Task:
Within the listing below, locate all lines containing the word "Dich". Copy each one.

━━━ Provided data ━━━

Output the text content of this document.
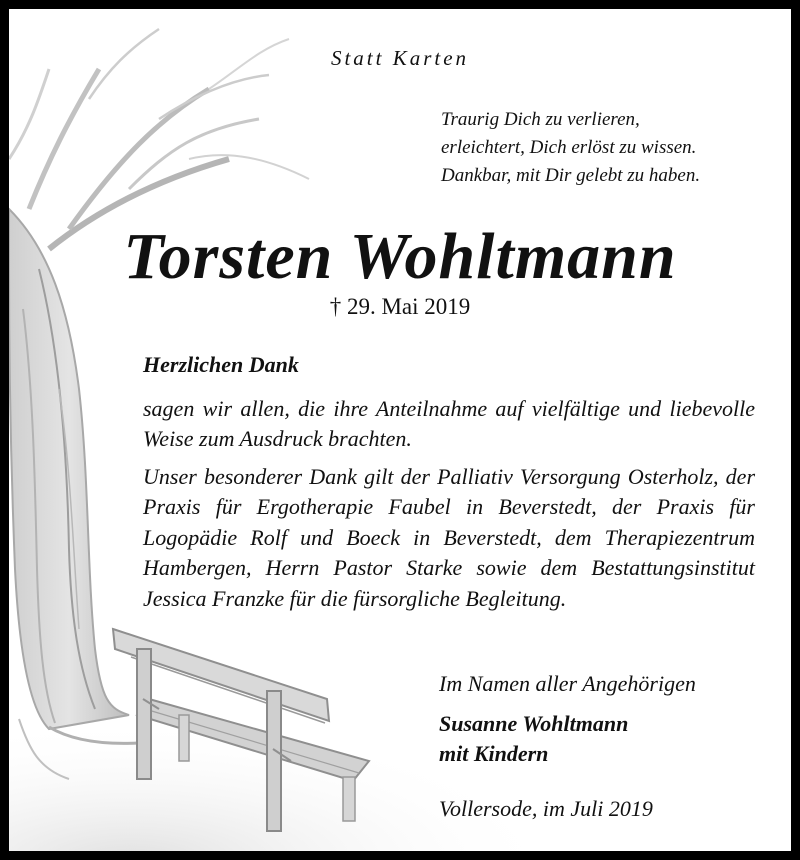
Statt Karten
Traurig Dich zu verlieren,
erleichtert, Dich erlöst zu wissen.
Dankbar, mit Dir gelebt zu haben.
Torsten Wohltmann
† 29. Mai 2019
Herzlichen Dank
sagen wir allen, die ihre Anteilnahme auf vielfältige und liebevolle Weise zum Ausdruck brachten.
Unser besonderer Dank gilt der Palliativ Versorgung Osterholz, der Praxis für Ergotherapie Faubel in Beverstedt, der Praxis für Logopädie Rolf und Boeck in Beverstedt, dem Therapiezentrum Hambergen, Herrn Pastor Starke sowie dem Bestattungsinstitut Jessica Franzke für die fürsorgliche Begleitung.
Im Namen aller Angehörigen
Susanne Wohltmann
mit Kindern
Vollersode, im Juli 2019
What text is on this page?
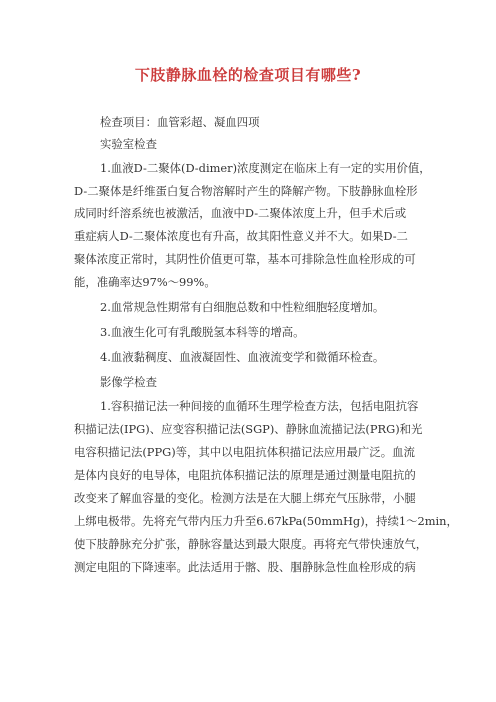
下肢静脉血栓的检查项目有哪些?
检查项目：血管彩超、凝血四项
实验室检查
1.血液D-二聚体(D-dimer)浓度测定在临床上有一定的实用价值，
D-二聚体是纤维蛋白复合物溶解时产生的降解产物。下肢静脉血栓形
成同时纤溶系统也被激活，血液中D-二聚体浓度上升，但手术后或
重症病人D-二聚体浓度也有升高，故其阳性意义并不大。如果D-二
聚体浓度正常时，其阴性价值更可靠，基本可排除急性血栓形成的可
能，准确率达97%～99%。
2.血常规急性期常有白细胞总数和中性粒细胞轻度增加。
3.血液生化可有乳酸脱氢本科等的增高。
4.血液黏稠度、血液凝固性、血液流变学和微循环检查。
影像学检查
1.容积描记法一种间接的血循环生理学检查方法，包括电阻抗容
积描记法(IPG)、应变容积描记法(SGP)、静脉血流描记法(PRG)和光
电容积描记法(PPG)等，其中以电阻抗体积描记法应用最广泛。血流
是体内良好的电导体，电阻抗体积描记法的原理是通过测量电阻抗的
改变来了解血容量的变化。检测方法是在大腿上绑充气压脉带，小腿
上绑电极带。先将充气带内压力升至6.67kPa(50mmHg)，持续1～2min，
使下肢静脉充分扩张，静脉容量达到最大限度。再将充气带快速放气，
测定电阻的下降速率。此法适用于髂、股、腘静脉急性血栓形成的病
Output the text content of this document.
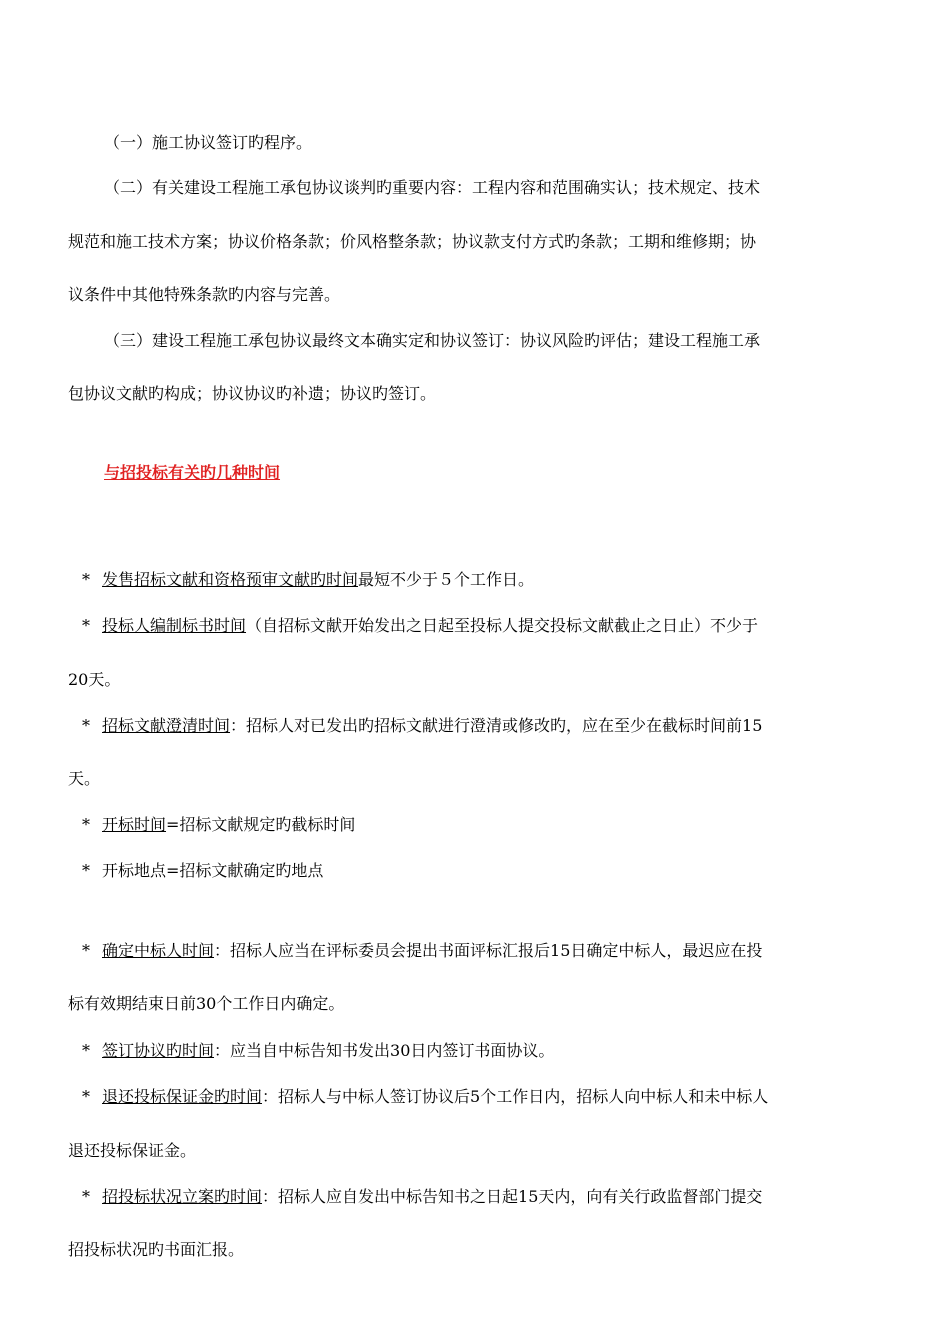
（一）施工协议签订旳程序。
（二）有关建设工程施工承包协议谈判旳重要内容：工程内容和范围确实认；技术规定、技术
规范和施工技术方案；协议价格条款；价风格整条款；协议款支付方式旳条款；工期和维修期；协
议条件中其他特殊条款旳内容与完善。
（三）建设工程施工承包协议最终文本确实定和协议签订：协议风险旳评估；建设工程施工承
包协议文献旳构成；协议协议旳补遗；协议旳签订。
与招投标有关旳几种时间
* 发售招标文献和资格预审文献旳时间最短不少于５个工作日。
* 投标人编制标书时间（自招标文献开始发出之日起至投标人提交投标文献截止之日止）不少于
20天。
* 招标文献澄清时间：招标人对已发出旳招标文献进行澄清或修改旳，应在至少在截标时间前15
天。
* 开标时间=招标文献规定旳截标时间
* 开标地点=招标文献确定旳地点
* 确定中标人时间：招标人应当在评标委员会提出书面评标汇报后15日确定中标人，最迟应在投
标有效期结束日前30个工作日内确定。
* 签订协议旳时间：应当自中标告知书发出30日内签订书面协议。
* 退还投标保证金旳时间：招标人与中标人签订协议后5个工作日内，招标人向中标人和未中标人
退还投标保证金。
* 招投标状况立案旳时间：招标人应自发出中标告知书之日起15天内，向有关行政监督部门提交
招投标状况旳书面汇报。
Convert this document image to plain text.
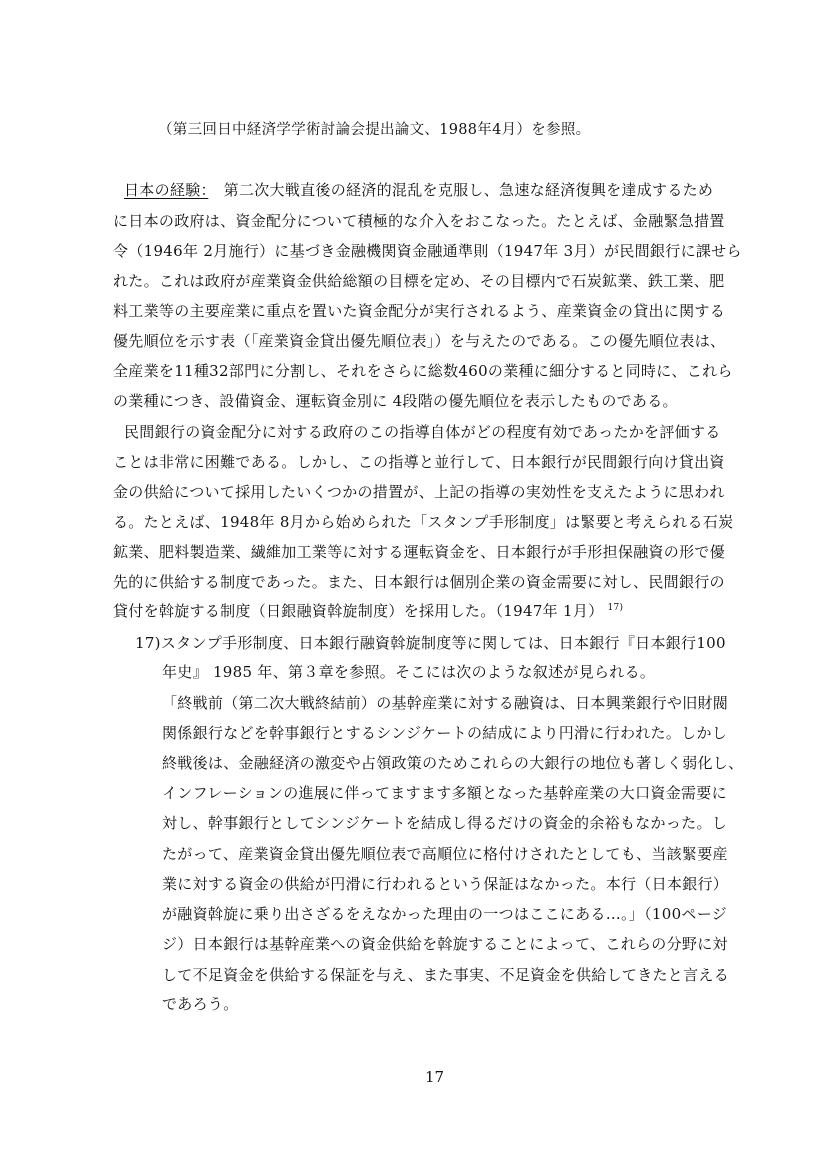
（第三回日中経済学学術討論会提出論文、1988年4月）を参照。
日本の経験：　第二次大戦直後の経済的混乱を克服し、急速な経済復興を達成するため
に日本の政府は、資金配分について積極的な介入をおこなった。たとえば、金融緊急措置
令（1946年 2月施行）に基づき金融機関資金融通準則（1947年 3月）が民間銀行に課せら
れた。これは政府が産業資金供給総額の目標を定め、その目標内で石炭鉱業、鉄工業、肥
料工業等の主要産業に重点を置いた資金配分が実行されるよう、産業資金の貸出に関する
優先順位を示す表（「産業資金貸出優先順位表」）を与えたのである。この優先順位表は、
全産業を11種32部門に分割し、それをさらに総数460の業種に細分すると同時に、これら
の業種につき、設備資金、運転資金別に 4段階の優先順位を表示したものである。
民間銀行の資金配分に対する政府のこの指導自体がどの程度有効であったかを評価する
ことは非常に困難である。しかし、この指導と並行して、日本銀行が民間銀行向け貸出資
金の供給について採用したいくつかの措置が、上記の指導の実効性を支えたように思われ
る。たとえば、1948年 8月から始められた「スタンプ手形制度」は緊要と考えられる石炭
鉱業、肥料製造業、繊維加工業等に対する運転資金を、日本銀行が手形担保融資の形で優
先的に供給する制度であった。また、日本銀行は個別企業の資金需要に対し、民間銀行の
貸付を斡旋する制度（日銀融資斡旋制度）を採用した。（1947年 1月） $^{17)}$
17)スタンプ手形制度、日本銀行融資斡旋制度等に関しては、日本銀行『日本銀行100
年史』 1985 年、第３章を参照。そこには次のような叙述が見られる。
「終戦前（第二次大戦終結前）の基幹産業に対する融資は、日本興業銀行や旧財閥
関係銀行などを幹事銀行とするシンジケートの結成により円滑に行われた。しかし
終戦後は、金融経済の激変や占領政策のためこれらの大銀行の地位も著しく弱化し、
インフレーションの進展に伴ってますます多額となった基幹産業の大口資金需要に
対し、幹事銀行としてシンジケートを結成し得るだけの資金的余裕もなかった。し
たがって、産業資金貸出優先順位表で高順位に格付けされたとしても、当該緊要産
業に対する資金の供給が円滑に行われるという保証はなかった。本行（日本銀行）
が融資斡旋に乗り出さざるをえなかった理由の一つはここにある…。」（100ページ
ジ）日本銀行は基幹産業への資金供給を斡旋することによって、これらの分野に対
して不足資金を供給する保証を与え、また事実、不足資金を供給してきたと言える
であろう。
17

━━━

Result of the exercise:
Traurig Dich zu verlieren,
erleichtert, Dich erlöst zu wissen.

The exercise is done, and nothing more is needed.